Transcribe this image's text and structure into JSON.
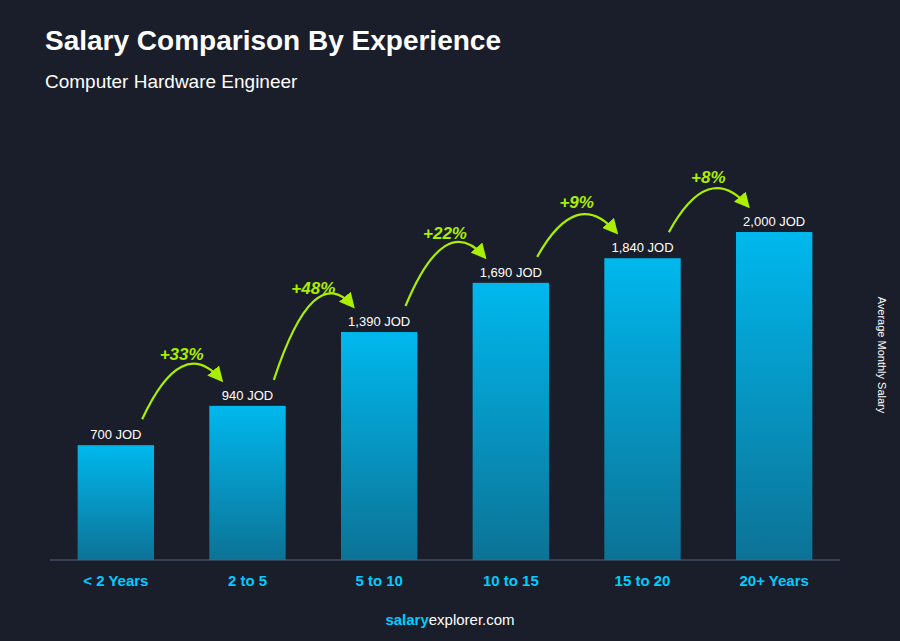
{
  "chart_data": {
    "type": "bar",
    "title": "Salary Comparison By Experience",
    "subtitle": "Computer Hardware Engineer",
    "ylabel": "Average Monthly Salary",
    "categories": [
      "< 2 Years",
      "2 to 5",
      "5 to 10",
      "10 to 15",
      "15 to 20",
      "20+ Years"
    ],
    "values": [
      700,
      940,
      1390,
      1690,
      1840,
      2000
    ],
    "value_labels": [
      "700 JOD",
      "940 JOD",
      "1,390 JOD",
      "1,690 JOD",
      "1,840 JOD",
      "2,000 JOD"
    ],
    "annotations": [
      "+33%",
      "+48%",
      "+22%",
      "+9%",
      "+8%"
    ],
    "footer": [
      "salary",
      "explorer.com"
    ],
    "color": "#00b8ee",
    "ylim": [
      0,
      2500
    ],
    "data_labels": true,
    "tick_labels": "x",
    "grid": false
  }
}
• • •
__CHALLENGE__. Using the material above, set down every line exactly, but skip the pictures.

__SOLUTION TO THE PROBLEM__.
Transcribe this image's text and structure into JSON.
{
  "chart_data": {
    "type": "bar",
    "title": "Salary Comparison By Experience",
    "subtitle": "Computer Hardware Engineer",
    "ylabel": "Average Monthly Salary",
    "categories": [
      "< 2 Years",
      "2 to 5",
      "5 to 10",
      "10 to 15",
      "15 to 20",
      "20+ Years"
    ],
    "values": [
      700,
      940,
      1390,
      1690,
      1840,
      2000
    ],
    "value_labels": [
      "700 JOD",
      "940 JOD",
      "1,390 JOD",
      "1,690 JOD",
      "1,840 JOD",
      "2,000 JOD"
    ],
    "annotations": [
      "+33%",
      "+48%",
      "+22%",
      "+9%",
      "+8%"
    ],
    "footer": [
      "salary",
      "explorer.com"
    ],
    "color": "#00b8ee",
    "ylim": [
      0,
      2500
    ],
    "data_labels": true,
    "tick_labels": "x",
    "grid": false
  }
}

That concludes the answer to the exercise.